Data extracted from a collection

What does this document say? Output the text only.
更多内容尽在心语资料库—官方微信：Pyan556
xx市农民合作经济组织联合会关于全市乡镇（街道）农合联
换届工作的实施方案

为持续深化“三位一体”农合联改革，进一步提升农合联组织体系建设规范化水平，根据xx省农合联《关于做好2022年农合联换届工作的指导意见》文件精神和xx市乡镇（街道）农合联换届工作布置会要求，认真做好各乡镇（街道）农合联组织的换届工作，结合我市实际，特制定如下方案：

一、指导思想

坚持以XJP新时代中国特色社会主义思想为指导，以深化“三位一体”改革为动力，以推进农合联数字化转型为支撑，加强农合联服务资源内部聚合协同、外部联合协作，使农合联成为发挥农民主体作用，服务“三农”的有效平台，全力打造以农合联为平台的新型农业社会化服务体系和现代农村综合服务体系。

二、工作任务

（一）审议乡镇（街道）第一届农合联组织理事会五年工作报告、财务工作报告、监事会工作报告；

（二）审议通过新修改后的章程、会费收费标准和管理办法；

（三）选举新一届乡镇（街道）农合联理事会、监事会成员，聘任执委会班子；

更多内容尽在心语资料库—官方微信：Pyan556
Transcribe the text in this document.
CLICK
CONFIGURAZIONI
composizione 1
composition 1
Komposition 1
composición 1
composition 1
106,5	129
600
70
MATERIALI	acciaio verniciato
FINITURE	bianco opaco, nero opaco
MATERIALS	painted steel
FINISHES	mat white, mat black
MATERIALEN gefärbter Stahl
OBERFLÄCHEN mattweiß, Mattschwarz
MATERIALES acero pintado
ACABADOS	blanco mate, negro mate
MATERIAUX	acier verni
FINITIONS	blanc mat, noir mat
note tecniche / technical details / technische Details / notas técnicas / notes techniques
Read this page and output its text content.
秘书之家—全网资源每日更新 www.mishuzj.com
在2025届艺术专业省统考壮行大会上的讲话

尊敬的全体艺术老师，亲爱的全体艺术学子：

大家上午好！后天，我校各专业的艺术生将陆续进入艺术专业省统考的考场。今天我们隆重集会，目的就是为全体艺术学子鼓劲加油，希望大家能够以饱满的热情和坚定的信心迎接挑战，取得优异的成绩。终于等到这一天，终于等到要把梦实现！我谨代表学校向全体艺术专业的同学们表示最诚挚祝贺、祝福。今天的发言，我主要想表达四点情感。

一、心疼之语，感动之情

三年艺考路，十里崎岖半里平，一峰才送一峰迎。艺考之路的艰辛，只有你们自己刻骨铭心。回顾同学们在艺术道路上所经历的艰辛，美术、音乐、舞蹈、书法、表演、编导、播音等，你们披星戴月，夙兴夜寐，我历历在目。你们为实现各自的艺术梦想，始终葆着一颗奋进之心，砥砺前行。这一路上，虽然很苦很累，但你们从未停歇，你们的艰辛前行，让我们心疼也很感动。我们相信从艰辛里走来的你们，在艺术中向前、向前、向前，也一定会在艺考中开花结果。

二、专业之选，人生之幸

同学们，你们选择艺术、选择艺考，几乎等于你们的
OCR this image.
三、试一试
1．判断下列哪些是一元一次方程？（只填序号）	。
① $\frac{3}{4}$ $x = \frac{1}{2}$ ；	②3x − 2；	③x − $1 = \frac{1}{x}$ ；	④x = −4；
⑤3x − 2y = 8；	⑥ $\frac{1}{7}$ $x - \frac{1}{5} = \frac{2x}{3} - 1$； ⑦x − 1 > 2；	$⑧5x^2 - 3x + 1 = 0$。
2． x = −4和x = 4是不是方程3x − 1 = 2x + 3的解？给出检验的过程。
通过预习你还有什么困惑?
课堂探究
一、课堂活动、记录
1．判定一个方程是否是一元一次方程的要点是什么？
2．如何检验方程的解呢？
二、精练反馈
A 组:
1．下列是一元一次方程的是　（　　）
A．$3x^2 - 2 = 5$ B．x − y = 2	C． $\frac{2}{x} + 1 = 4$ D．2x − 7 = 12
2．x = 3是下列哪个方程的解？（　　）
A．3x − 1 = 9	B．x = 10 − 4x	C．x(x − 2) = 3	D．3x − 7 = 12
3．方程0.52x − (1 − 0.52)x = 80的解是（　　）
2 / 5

_SET EXERCISE_. Go through the listing and copy all of it exactly.

_RESULT OF THE TASK_.
What does this document say? Output the text only.
更多内容尽在心语资料库—官方微信：Pyan556
xx市农民合作经济组织联合会关于全市乡镇（街道）农合联
换届工作的实施方案

为持续深化“三位一体”农合联改革，进一步提升农合联组织体系建设规范化水平，根据xx省农合联《关于做好2022年农合联换届工作的指导意见》文件精神和xx市乡镇（街道）农合联换届工作布置会要求，认真做好各乡镇（街道）农合联组织的换届工作，结合我市实际，特制定如下方案：

一、指导思想

坚持以XJP新时代中国特色社会主义思想为指导，以深化“三位一体”改革为动力，以推进农合联数字化转型为支撑，加强农合联服务资源内部聚合协同、外部联合协作，使农合联成为发挥农民主体作用，服务“三农”的有效平台，全力打造以农合联为平台的新型农业社会化服务体系和现代农村综合服务体系。

二、工作任务

（一）审议乡镇（街道）第一届农合联组织理事会五年工作报告、财务工作报告、监事会工作报告；

（二）审议通过新修改后的章程、会费收费标准和管理办法；

（三）选举新一届乡镇（街道）农合联理事会、监事会成员，聘任执委会班子；

更多内容尽在心语资料库—官方微信：Pyan556
Transcribe the text in this document.
CLICK
CONFIGURAZIONI
composizione 1
composition 1
Komposition 1
composición 1
composition 1
106,5	129
600
70
MATERIALI	acciaio verniciato
FINITURE	bianco opaco, nero opaco
MATERIALS	painted steel
FINISHES	mat white, mat black
MATERIALEN gefärbter Stahl
OBERFLÄCHEN mattweiß, Mattschwarz
MATERIALES acero pintado
ACABADOS	blanco mate, negro mate
MATERIAUX	acier verni
FINITIONS	blanc mat, noir mat
note tecniche / technical details / technische Details / notas técnicas / notes techniques
Read this page and output its text content.
秘书之家—全网资源每日更新 www.mishuzj.com
在2025届艺术专业省统考壮行大会上的讲话

尊敬的全体艺术老师，亲爱的全体艺术学子：

大家上午好！后天，我校各专业的艺术生将陆续进入艺术专业省统考的考场。今天我们隆重集会，目的就是为全体艺术学子鼓劲加油，希望大家能够以饱满的热情和坚定的信心迎接挑战，取得优异的成绩。终于等到这一天，终于等到要把梦实现！我谨代表学校向全体艺术专业的同学们表示最诚挚祝贺、祝福。今天的发言，我主要想表达四点情感。

一、心疼之语，感动之情

三年艺考路，十里崎岖半里平，一峰才送一峰迎。艺考之路的艰辛，只有你们自己刻骨铭心。回顾同学们在艺术道路上所经历的艰辛，美术、音乐、舞蹈、书法、表演、编导、播音等，你们披星戴月，夙兴夜寐，我历历在目。你们为实现各自的艺术梦想，始终葆着一颗奋进之心，砥砺前行。这一路上，虽然很苦很累，但你们从未停歇，你们的艰辛前行，让我们心疼也很感动。我们相信从艰辛里走来的你们，在艺术中向前、向前、向前，也一定会在艺考中开花结果。

二、专业之选，人生之幸

同学们，你们选择艺术、选择艺考，几乎等于你们的
OCR this image.
三、试一试
1．判断下列哪些是一元一次方程？（只填序号）	。
① $\frac{3}{4}$ $x = \frac{1}{2}$ ；	②3x − 2；	③x − $1 = \frac{1}{x}$ ；	④x = −4；
⑤3x − 2y = 8；	⑥ $\frac{1}{7}$ $x - \frac{1}{5} = \frac{2x}{3} - 1$； ⑦x − 1 > 2；	$⑧5x^2 - 3x + 1 = 0$。
2． x = −4和x = 4是不是方程3x − 1 = 2x + 3的解？给出检验的过程。
通过预习你还有什么困惑?
课堂探究
一、课堂活动、记录
1．判定一个方程是否是一元一次方程的要点是什么？
2．如何检验方程的解呢？
二、精练反馈
A 组:
1．下列是一元一次方程的是　（　　）
A．$3x^2 - 2 = 5$ B．x − y = 2	C． $\frac{2}{x} + 1 = 4$ D．2x − 7 = 12
2．x = 3是下列哪个方程的解？（　　）
A．3x − 1 = 9	B．x = 10 − 4x	C．x(x − 2) = 3	D．3x − 7 = 12
3．方程0.52x − (1 − 0.52)x = 80的解是（　　）
2 / 5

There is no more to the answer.